━━ Recorded data
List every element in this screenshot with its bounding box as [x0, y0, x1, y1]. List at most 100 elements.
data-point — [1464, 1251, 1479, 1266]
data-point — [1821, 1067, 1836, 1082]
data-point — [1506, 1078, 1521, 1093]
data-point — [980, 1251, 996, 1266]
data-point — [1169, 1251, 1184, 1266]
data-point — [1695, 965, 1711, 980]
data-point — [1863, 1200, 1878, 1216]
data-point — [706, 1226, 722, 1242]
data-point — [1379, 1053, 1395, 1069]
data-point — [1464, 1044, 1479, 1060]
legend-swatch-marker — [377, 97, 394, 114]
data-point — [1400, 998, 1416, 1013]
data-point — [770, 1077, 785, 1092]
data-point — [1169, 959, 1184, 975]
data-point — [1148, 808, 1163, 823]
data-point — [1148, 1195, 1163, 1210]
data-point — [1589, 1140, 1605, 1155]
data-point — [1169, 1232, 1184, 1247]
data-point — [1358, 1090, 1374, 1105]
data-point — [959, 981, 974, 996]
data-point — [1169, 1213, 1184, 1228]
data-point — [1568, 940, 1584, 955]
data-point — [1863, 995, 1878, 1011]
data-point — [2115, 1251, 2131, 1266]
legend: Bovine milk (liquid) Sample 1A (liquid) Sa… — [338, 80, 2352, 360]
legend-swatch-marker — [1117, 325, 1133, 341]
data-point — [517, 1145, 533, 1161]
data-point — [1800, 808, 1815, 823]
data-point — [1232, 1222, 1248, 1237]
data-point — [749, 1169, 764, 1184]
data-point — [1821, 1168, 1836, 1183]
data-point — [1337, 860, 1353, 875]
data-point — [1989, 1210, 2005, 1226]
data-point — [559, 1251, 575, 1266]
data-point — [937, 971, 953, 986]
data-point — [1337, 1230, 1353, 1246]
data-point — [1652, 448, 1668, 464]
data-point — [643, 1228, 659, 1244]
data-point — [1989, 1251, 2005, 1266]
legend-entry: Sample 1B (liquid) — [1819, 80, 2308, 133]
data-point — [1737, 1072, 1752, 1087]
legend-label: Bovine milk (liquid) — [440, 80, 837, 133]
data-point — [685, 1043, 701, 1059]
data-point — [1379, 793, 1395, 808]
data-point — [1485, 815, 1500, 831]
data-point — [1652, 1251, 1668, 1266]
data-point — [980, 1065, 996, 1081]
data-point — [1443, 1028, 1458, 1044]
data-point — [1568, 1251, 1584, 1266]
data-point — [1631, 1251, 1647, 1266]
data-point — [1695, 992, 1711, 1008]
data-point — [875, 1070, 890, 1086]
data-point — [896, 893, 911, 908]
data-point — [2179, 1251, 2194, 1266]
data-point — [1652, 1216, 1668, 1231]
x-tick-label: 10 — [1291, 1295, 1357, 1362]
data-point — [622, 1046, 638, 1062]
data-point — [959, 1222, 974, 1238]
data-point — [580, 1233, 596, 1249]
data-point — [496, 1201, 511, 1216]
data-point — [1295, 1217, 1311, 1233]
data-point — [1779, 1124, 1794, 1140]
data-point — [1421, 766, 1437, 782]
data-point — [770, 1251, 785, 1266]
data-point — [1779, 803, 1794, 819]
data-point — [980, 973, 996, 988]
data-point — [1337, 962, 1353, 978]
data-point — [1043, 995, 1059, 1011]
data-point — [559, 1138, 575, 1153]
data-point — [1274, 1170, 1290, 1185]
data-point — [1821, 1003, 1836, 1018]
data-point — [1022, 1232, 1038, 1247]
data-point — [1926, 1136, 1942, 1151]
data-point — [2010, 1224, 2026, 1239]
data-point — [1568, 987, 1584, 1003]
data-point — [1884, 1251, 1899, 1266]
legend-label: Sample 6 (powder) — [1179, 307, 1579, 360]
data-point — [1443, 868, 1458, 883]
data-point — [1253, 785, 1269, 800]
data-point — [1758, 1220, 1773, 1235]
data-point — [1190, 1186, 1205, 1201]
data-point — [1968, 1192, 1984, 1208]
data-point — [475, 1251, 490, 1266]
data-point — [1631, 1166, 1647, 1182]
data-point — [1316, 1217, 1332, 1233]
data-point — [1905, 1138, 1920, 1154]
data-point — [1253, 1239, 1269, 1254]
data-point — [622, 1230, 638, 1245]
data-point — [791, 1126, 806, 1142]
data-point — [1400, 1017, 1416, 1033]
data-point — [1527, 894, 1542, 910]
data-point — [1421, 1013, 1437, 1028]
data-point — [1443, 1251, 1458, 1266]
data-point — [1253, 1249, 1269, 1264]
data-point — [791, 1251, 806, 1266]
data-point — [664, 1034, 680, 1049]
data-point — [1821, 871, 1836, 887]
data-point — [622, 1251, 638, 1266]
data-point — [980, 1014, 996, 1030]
━━━━
- _Objective_: Copy every line of the material above word for word, changing nothing.

- _Solved exercise_:
List every element in this screenshot with its bounding box as [x0, y0, x1, y1]. List at most 100 elements.
data-point — [1464, 1251, 1479, 1266]
data-point — [1821, 1067, 1836, 1082]
data-point — [1506, 1078, 1521, 1093]
data-point — [980, 1251, 996, 1266]
data-point — [1169, 1251, 1184, 1266]
data-point — [1695, 965, 1711, 980]
data-point — [1863, 1200, 1878, 1216]
data-point — [706, 1226, 722, 1242]
data-point — [1379, 1053, 1395, 1069]
data-point — [1464, 1044, 1479, 1060]
legend-swatch-marker — [377, 97, 394, 114]
data-point — [1400, 998, 1416, 1013]
data-point — [770, 1077, 785, 1092]
data-point — [1169, 959, 1184, 975]
data-point — [1148, 808, 1163, 823]
data-point — [1148, 1195, 1163, 1210]
data-point — [1589, 1140, 1605, 1155]
data-point — [1169, 1232, 1184, 1247]
data-point — [1358, 1090, 1374, 1105]
data-point — [959, 981, 974, 996]
data-point — [1169, 1213, 1184, 1228]
data-point — [1568, 940, 1584, 955]
data-point — [1863, 995, 1878, 1011]
data-point — [2115, 1251, 2131, 1266]
legend: Bovine milk (liquid) Sample 1A (liquid) Sa… — [338, 80, 2352, 360]
legend-swatch-marker — [1117, 325, 1133, 341]
data-point — [517, 1145, 533, 1161]
data-point — [1800, 808, 1815, 823]
data-point — [1232, 1222, 1248, 1237]
data-point — [749, 1169, 764, 1184]
data-point — [1821, 1168, 1836, 1183]
data-point — [1337, 860, 1353, 875]
data-point — [1989, 1210, 2005, 1226]
data-point — [559, 1251, 575, 1266]
data-point — [937, 971, 953, 986]
data-point — [1337, 1230, 1353, 1246]
data-point — [1652, 448, 1668, 464]
data-point — [643, 1228, 659, 1244]
data-point — [1989, 1251, 2005, 1266]
legend-entry: Sample 1B (liquid) — [1819, 80, 2308, 133]
data-point — [1737, 1072, 1752, 1087]
legend-label: Bovine milk (liquid) — [440, 80, 837, 133]
data-point — [685, 1043, 701, 1059]
data-point — [1379, 793, 1395, 808]
data-point — [1485, 815, 1500, 831]
data-point — [1652, 1251, 1668, 1266]
data-point — [980, 1065, 996, 1081]
data-point — [1443, 1028, 1458, 1044]
data-point — [1568, 1251, 1584, 1266]
data-point — [1631, 1251, 1647, 1266]
data-point — [1695, 992, 1711, 1008]
data-point — [875, 1070, 890, 1086]
data-point — [896, 893, 911, 908]
data-point — [2179, 1251, 2194, 1266]
data-point — [1652, 1216, 1668, 1231]
x-tick-label: 10 — [1291, 1295, 1357, 1362]
data-point — [622, 1046, 638, 1062]
data-point — [959, 1222, 974, 1238]
data-point — [580, 1233, 596, 1249]
data-point — [496, 1201, 511, 1216]
data-point — [1295, 1217, 1311, 1233]
data-point — [1779, 1124, 1794, 1140]
data-point — [1421, 766, 1437, 782]
data-point — [770, 1251, 785, 1266]
data-point — [1779, 803, 1794, 819]
data-point — [980, 973, 996, 988]
data-point — [1337, 962, 1353, 978]
data-point — [1043, 995, 1059, 1011]
data-point — [559, 1138, 575, 1153]
data-point — [1274, 1170, 1290, 1185]
data-point — [1821, 1003, 1836, 1018]
data-point — [1022, 1232, 1038, 1247]
data-point — [1926, 1136, 1942, 1151]
data-point — [2010, 1224, 2026, 1239]
data-point — [1568, 987, 1584, 1003]
data-point — [1884, 1251, 1899, 1266]
legend-label: Sample 6 (powder) — [1179, 307, 1579, 360]
data-point — [1443, 868, 1458, 883]
data-point — [1253, 785, 1269, 800]
data-point — [1758, 1220, 1773, 1235]
data-point — [1190, 1186, 1205, 1201]
data-point — [1968, 1192, 1984, 1208]
data-point — [475, 1251, 490, 1266]
data-point — [1631, 1166, 1647, 1182]
data-point — [1316, 1217, 1332, 1233]
data-point — [1905, 1138, 1920, 1154]
data-point — [1253, 1239, 1269, 1254]
data-point — [622, 1230, 638, 1245]
data-point — [791, 1126, 806, 1142]
data-point — [1400, 1017, 1416, 1033]
data-point — [1527, 894, 1542, 910]
data-point — [1421, 1013, 1437, 1028]
data-point — [1443, 1251, 1458, 1266]
data-point — [1253, 1249, 1269, 1264]
data-point — [791, 1251, 806, 1266]
data-point — [664, 1034, 680, 1049]
data-point — [1821, 871, 1836, 887]
data-point — [622, 1251, 638, 1266]
data-point — [980, 1014, 996, 1030]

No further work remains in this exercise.